孔子讲“仁”,又讲“孝弟”,《论语·学而》载子曰:“弟子入则孝,出则弟,谨而信,泛爱众而亲仁。”又载有子曰:“其为人也孝弟,而好犯上者,鲜矣;不好犯上,而好作乱者,未之有也。君子务本,本立而道生。孝弟也者,其为仁之本与!”对于其中“孝弟也者,其为仁之本与”(以下简称“孝弟”句),历来有不同的解读。汉唐时期大都将其解读为“孝是仁之本”,而唐宋时期出现了“孝悌也者,其为人之本欤”的文本。北宋程颢明确讲“‘孝弟也者,其为仁之本与!’言为仁之本,非仁之本也”。程颐则讲“孝弟是仁之一事”,反对“孝是仁之本”。朱熹继承二程所谓“为仁以孝弟为本,论性则仁为孝弟之本”,“仁是性,孝弟是用”,明确讲“仁是体,孝弟是用”,把仁与孝弟的关系看作体用关系,并由此将该句解读为“所谓孝弟,乃是为仁之本”,而不是“孝是仁之本”。

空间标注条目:
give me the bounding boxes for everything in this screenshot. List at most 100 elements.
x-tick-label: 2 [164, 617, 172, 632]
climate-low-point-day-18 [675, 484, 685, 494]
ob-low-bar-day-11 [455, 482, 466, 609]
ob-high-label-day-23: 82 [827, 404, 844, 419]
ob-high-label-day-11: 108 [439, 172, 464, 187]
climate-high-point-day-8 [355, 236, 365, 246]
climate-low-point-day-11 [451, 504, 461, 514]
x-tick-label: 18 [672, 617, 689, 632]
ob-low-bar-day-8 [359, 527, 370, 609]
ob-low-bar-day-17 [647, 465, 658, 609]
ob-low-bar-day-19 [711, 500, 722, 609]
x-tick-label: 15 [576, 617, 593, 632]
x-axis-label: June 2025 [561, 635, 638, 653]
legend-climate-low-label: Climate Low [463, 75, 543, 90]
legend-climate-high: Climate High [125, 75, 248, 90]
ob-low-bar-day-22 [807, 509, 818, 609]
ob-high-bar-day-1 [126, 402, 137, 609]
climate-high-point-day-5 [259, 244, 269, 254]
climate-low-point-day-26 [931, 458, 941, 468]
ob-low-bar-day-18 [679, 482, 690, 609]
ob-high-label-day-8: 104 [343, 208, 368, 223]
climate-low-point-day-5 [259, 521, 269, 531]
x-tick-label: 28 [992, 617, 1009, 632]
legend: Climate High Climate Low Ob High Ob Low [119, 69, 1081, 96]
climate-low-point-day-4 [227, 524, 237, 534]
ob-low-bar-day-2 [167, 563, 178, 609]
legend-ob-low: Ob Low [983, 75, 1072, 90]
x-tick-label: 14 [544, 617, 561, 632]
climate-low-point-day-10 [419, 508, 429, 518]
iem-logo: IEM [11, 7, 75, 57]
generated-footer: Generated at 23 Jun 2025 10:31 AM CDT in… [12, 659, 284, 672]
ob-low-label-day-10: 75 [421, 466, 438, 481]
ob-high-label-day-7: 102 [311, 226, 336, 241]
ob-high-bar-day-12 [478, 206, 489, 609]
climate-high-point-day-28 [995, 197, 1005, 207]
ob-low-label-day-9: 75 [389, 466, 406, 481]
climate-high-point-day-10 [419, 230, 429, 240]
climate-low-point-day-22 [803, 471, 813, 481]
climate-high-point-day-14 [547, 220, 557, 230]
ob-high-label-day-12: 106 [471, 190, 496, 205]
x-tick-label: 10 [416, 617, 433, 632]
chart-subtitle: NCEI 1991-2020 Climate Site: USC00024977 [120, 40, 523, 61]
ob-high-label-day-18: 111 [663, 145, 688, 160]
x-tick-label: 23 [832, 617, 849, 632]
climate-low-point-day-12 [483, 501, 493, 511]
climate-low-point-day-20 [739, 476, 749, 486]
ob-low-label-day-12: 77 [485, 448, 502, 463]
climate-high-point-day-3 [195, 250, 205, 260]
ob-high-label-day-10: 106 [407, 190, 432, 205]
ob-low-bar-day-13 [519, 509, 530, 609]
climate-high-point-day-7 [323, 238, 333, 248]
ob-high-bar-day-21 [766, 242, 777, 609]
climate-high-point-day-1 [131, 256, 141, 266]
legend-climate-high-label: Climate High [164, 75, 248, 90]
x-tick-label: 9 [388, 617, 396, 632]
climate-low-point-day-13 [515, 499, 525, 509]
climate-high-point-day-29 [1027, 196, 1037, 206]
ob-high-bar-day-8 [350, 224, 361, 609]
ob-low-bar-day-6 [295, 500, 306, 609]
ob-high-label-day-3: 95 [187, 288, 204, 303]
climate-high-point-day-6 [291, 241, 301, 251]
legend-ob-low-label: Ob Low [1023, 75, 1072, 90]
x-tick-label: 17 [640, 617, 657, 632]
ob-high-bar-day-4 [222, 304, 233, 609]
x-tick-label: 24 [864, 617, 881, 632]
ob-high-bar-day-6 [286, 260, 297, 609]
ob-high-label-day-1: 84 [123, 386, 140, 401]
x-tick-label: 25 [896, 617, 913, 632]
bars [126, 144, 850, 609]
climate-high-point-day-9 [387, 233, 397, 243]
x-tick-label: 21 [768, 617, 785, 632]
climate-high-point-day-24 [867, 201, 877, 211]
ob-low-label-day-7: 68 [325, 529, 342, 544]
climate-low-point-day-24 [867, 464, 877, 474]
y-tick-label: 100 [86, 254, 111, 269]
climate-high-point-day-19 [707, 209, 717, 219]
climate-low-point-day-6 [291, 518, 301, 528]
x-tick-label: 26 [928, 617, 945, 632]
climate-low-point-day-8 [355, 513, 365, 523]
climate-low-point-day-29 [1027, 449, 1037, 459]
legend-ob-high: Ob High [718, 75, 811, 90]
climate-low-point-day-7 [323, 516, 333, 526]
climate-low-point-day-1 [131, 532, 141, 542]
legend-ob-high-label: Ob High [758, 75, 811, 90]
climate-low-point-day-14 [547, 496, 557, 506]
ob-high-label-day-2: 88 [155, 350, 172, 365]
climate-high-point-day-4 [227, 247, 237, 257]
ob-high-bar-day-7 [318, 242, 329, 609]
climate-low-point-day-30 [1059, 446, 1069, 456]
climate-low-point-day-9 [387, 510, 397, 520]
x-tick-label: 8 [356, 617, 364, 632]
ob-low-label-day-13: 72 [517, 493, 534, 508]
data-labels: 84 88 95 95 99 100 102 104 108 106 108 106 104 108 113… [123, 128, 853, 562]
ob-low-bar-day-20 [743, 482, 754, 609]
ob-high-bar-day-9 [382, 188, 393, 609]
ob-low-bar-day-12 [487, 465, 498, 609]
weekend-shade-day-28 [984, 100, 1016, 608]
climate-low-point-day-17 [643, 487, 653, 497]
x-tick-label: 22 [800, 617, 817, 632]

任务要求 - 接着讲“孝弟”句解读的那段文字，从最后一句后面往下写。 这些数据行跟讲“孝弟”句解读的那段文字没有关系。

练习作答 -
现代对于《论语》该句的解读,大都依据汉唐时期“孝是仁之本”的说法。杨伯峻《论语译注》将其解读为:“孝顺爹娘,敬爱兄长,这就是‘仁’的基础吧!”[注]杨伯峻:《论语译注》,北京:中华书局,1980年,第2页。钱穆《论语新解》解读为:“仁者,人群相处之大道。孝弟乃仁之本,人能有孝弟之心,自能有仁心仁道,犹木之生于根。孝弟指心,亦指道。行道而有得于心则谓之德。仁亦然,有指心言,有指道言,有指德言。内修于己为德,外措施之于人群为道。或本无‘为’字。或说以‘为仁’连读,训为‘行仁’,今不从。”[注]钱穆:《论语新解》,北京:生活·读书·新知三联书店,2002年,第6页。冯友兰《中国哲学史新编》(修订本)则认为,在孔子看来,孝是“‘仁’的根本的根本”[注]冯友兰:《中国哲学史新编》(修订本),《三松堂全集》第八卷,郑州:河南人民出版社,2001年,第132页。,所以孔子的弟子有子说:“孝弟也者,其为仁之本与!”近年来,又有学者认为,程朱把“孝弟”句解读为孝弟是为仁之本,与先前将该句解读为孝弟是仁之本,这两种观点是可以相通的[注]韩星:《仁与孝的关系及其现代价值——以〈论语〉“其为人也孝弟”章为主》,《船山学刊》2015年第1期。。

应当说,朱熹从形而上的层面,把仁看作天地万物之根本,又视其为人的心之本体,并以体用关系辨析仁与孝的关系,讲“仁是体,孝弟是用”,并由此讲“仁为孝弟之本”,孝弟是“为仁之本”,而不是“仁之本”,这些观点对于理解仁及其与孝的关系,是具有重要意义的。

一、“为仁之本”与“为人之本”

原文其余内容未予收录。